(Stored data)
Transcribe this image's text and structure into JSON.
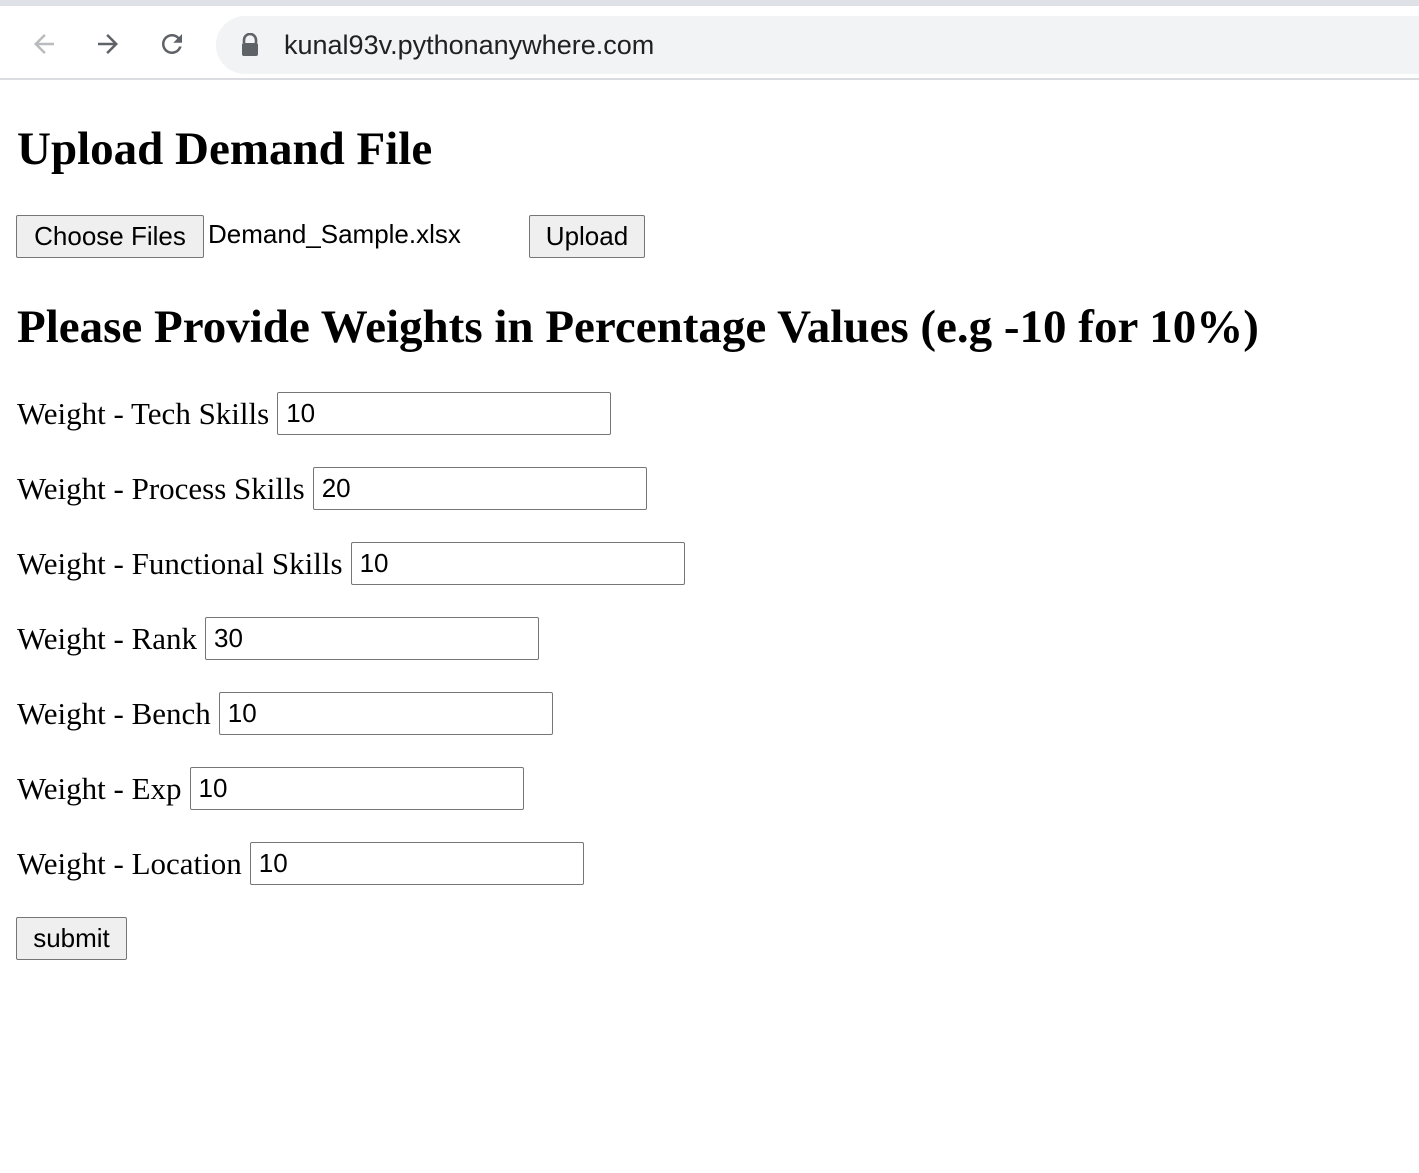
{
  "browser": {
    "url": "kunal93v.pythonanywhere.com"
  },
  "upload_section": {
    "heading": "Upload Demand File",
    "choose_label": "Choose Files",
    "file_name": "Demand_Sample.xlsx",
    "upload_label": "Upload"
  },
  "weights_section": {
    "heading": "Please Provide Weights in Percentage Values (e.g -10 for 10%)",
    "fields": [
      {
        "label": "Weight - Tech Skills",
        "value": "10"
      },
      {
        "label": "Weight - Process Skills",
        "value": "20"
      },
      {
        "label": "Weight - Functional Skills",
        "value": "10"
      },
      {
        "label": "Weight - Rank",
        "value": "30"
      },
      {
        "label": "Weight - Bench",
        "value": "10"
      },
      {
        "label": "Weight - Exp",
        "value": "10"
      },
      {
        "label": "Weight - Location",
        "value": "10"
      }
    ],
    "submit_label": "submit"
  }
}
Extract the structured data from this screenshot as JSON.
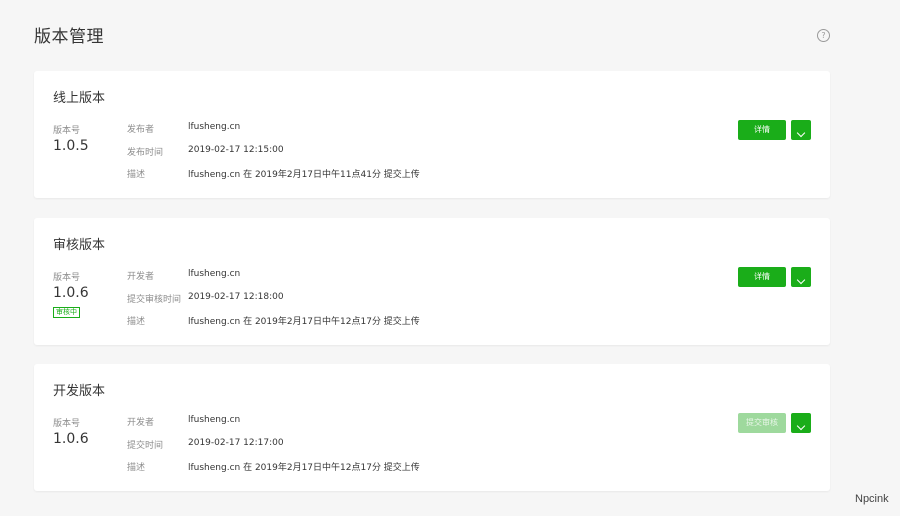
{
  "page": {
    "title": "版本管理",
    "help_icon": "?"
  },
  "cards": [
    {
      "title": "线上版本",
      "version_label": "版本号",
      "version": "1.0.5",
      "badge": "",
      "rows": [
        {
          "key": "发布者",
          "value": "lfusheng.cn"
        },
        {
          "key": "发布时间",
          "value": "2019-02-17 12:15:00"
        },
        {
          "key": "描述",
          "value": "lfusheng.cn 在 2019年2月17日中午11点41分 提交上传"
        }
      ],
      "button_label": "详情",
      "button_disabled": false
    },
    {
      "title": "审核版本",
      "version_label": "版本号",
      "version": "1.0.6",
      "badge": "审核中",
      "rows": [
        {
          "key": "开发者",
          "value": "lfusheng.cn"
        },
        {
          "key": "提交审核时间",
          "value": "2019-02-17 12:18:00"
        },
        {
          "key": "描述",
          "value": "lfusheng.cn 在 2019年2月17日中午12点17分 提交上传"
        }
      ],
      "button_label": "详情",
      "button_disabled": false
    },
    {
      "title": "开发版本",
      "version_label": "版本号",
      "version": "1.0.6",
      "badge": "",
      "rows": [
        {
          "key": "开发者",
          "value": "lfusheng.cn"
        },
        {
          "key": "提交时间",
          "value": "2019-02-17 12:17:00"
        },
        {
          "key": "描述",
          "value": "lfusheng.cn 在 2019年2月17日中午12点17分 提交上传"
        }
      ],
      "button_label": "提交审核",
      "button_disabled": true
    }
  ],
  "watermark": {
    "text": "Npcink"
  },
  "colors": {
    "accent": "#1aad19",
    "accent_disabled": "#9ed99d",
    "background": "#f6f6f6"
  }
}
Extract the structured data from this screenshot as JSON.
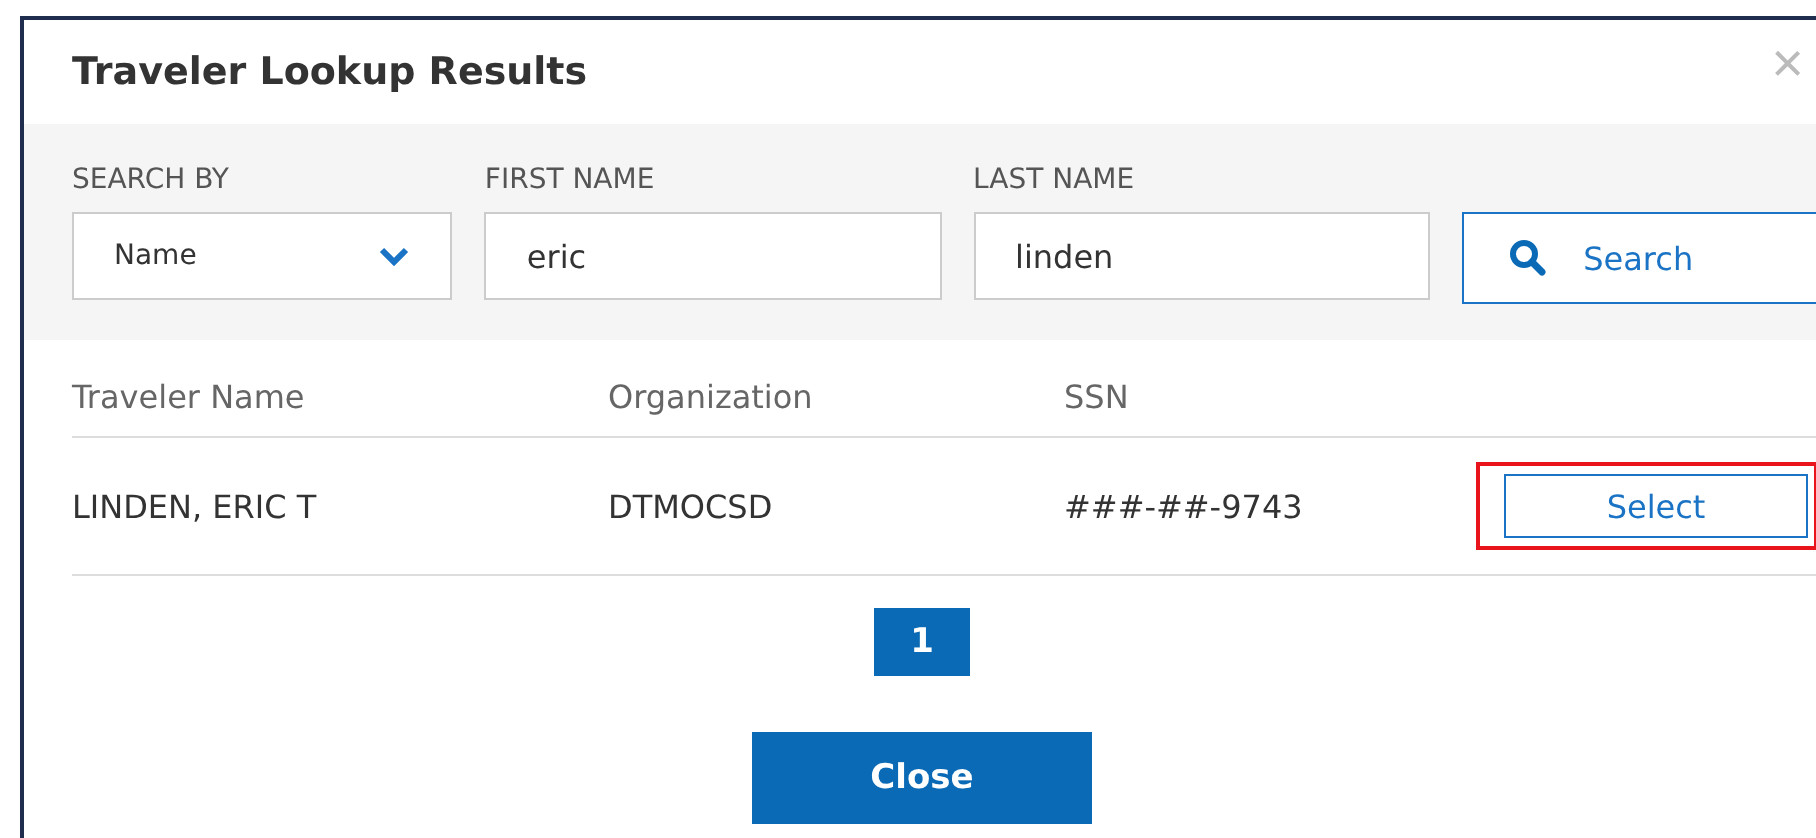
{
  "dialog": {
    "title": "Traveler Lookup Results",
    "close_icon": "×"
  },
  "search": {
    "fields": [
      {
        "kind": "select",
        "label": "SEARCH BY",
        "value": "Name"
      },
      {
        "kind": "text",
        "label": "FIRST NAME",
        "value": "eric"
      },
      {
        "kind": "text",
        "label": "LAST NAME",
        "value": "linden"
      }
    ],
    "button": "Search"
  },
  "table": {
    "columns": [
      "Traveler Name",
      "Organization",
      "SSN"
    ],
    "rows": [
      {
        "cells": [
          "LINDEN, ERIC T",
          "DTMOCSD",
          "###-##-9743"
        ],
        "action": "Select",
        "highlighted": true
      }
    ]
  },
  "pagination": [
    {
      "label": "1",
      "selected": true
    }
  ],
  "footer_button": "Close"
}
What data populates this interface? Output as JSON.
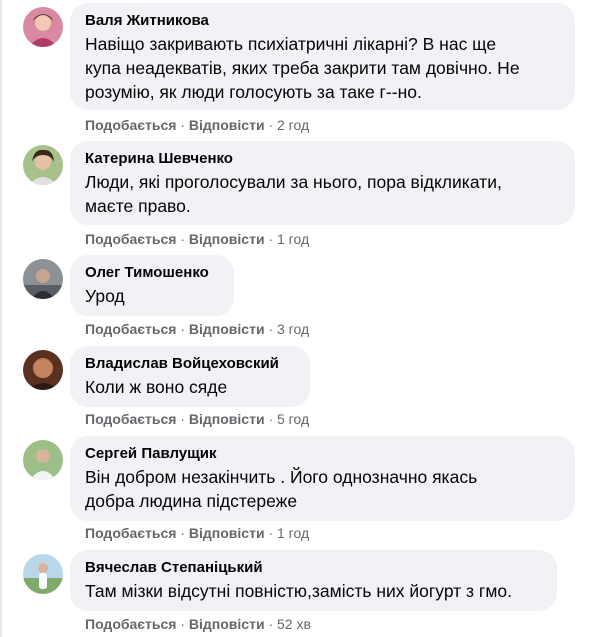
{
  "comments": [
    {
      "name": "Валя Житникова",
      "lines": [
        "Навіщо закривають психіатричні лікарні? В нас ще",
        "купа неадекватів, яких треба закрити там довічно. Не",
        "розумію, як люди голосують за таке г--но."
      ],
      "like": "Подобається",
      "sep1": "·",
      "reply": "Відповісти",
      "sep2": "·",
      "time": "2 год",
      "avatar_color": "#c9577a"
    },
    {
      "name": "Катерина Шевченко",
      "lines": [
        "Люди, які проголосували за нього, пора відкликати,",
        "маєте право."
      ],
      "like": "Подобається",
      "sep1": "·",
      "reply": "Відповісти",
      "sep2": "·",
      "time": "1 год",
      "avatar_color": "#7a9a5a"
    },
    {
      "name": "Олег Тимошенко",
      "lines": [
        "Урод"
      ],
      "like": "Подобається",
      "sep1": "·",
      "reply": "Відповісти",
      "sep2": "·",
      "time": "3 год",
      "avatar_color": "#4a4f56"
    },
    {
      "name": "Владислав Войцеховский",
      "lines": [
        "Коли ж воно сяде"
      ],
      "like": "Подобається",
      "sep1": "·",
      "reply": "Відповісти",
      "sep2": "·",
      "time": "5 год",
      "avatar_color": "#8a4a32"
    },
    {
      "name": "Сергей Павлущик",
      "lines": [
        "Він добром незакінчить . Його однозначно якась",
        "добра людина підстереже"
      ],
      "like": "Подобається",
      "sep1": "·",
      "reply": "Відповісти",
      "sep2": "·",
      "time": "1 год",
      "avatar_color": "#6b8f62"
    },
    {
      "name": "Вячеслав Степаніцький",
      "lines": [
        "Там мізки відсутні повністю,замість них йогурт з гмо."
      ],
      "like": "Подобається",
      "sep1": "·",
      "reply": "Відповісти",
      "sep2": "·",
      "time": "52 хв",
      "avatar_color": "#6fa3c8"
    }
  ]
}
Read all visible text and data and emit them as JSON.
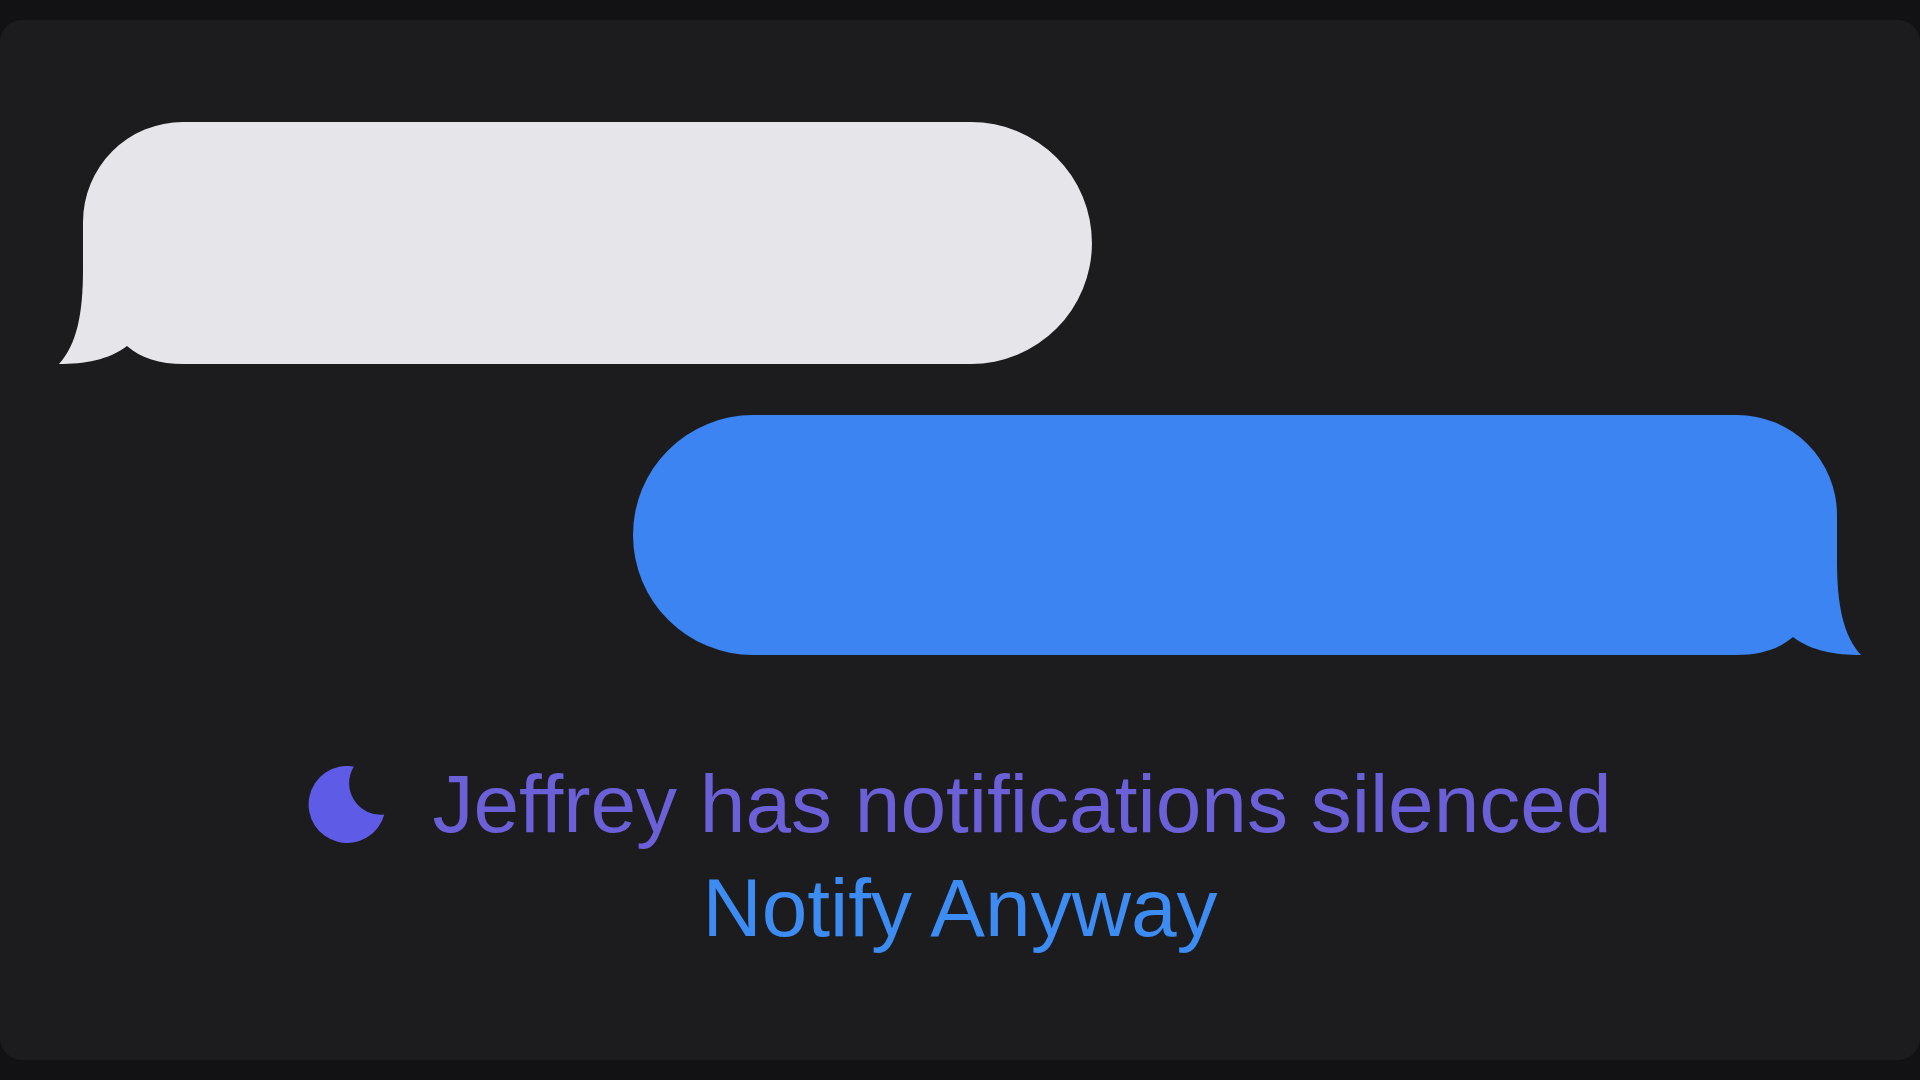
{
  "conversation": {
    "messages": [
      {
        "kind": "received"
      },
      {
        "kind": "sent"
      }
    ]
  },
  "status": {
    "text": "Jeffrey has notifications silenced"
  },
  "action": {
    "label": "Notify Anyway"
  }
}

● WRITTEN INSTRUCTION
In the listing above, find the lines holding the word "JSON" and copy them.

● ANSWER FOR THE TASK
Transcribe this image's text and structure into JSON.
Extract the structured data from this screenshot as JSON.
Extract the structured data from this screenshot as JSON.
What data populates this interface? Output as JSON.
Read all visible text and data and emit them as JSON.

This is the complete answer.